*** RECORDED DATA

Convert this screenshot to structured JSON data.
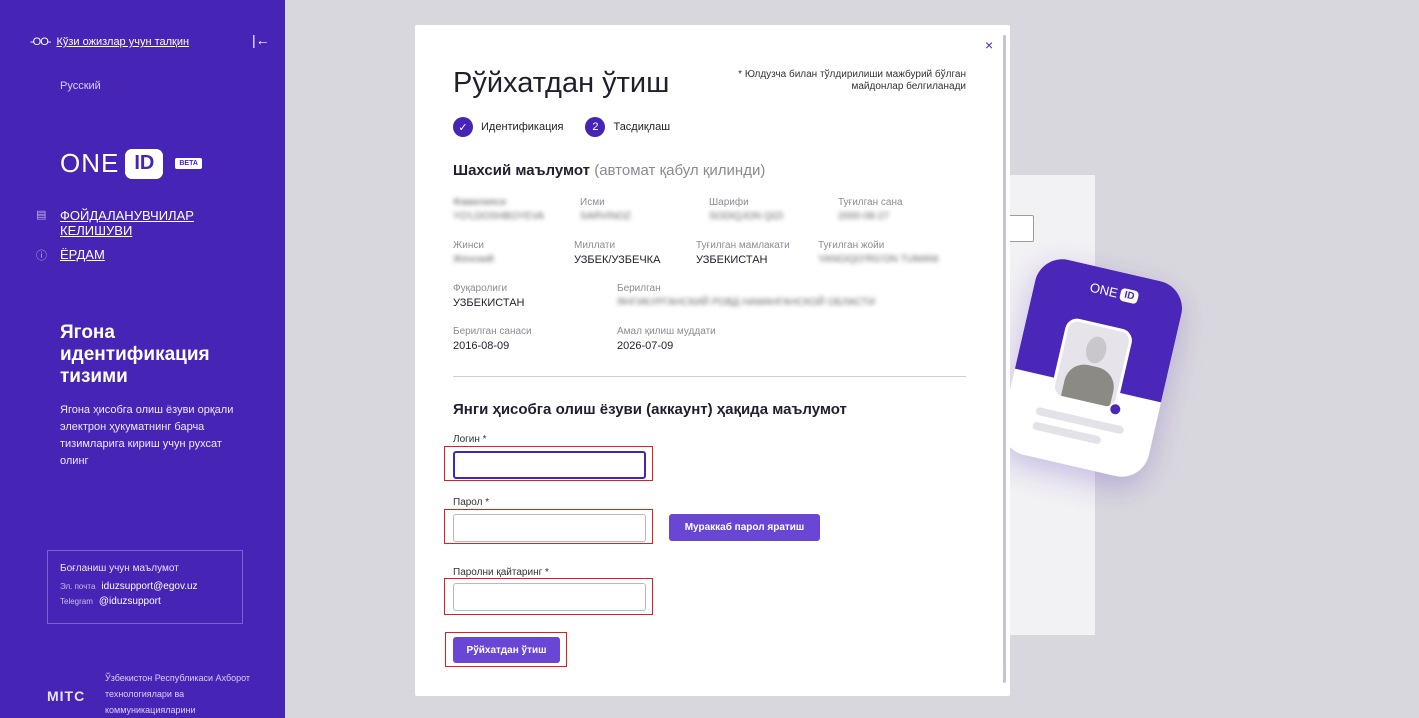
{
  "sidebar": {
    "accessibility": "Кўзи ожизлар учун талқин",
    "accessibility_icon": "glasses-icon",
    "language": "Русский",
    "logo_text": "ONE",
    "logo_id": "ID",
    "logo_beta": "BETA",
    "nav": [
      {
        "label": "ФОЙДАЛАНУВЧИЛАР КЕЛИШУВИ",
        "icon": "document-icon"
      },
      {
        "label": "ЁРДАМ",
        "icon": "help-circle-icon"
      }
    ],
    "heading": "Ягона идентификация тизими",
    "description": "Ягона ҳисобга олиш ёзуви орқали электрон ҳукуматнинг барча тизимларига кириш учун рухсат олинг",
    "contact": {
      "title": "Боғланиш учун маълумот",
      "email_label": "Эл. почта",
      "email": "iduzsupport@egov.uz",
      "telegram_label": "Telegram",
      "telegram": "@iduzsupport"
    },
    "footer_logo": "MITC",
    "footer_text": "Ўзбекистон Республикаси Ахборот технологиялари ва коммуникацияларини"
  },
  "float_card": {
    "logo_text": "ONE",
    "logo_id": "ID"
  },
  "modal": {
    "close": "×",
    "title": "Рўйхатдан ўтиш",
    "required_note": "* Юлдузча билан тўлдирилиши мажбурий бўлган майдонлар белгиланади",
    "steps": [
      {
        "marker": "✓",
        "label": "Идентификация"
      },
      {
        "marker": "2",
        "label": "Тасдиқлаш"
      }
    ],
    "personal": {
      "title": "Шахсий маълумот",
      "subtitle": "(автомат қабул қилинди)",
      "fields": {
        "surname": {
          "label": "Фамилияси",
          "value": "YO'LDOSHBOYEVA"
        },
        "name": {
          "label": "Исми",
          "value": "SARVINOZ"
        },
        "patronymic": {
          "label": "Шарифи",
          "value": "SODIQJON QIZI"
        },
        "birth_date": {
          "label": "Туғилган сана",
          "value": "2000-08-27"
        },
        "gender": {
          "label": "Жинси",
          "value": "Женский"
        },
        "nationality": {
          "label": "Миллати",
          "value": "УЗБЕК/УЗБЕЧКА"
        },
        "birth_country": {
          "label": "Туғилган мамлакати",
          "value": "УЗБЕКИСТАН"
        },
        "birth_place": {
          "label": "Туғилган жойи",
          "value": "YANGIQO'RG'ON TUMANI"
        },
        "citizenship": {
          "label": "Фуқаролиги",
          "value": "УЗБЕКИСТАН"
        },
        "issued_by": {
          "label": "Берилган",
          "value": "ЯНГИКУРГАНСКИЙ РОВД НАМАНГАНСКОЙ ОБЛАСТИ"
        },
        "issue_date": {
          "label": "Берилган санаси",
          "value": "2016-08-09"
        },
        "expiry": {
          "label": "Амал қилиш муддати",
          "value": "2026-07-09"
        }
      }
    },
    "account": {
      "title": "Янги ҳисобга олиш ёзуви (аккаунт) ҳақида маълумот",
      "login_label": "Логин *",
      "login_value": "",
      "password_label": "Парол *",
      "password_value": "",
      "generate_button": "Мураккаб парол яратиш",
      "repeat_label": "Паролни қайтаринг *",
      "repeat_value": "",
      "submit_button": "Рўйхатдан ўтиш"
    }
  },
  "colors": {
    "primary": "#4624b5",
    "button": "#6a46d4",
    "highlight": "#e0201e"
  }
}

******

### INSTRUCTIONS TO FOLLOW
Each line of the material that holds the string "олиш" counts once; give the total alone.

### OUTPUT FOR THIS TASK
2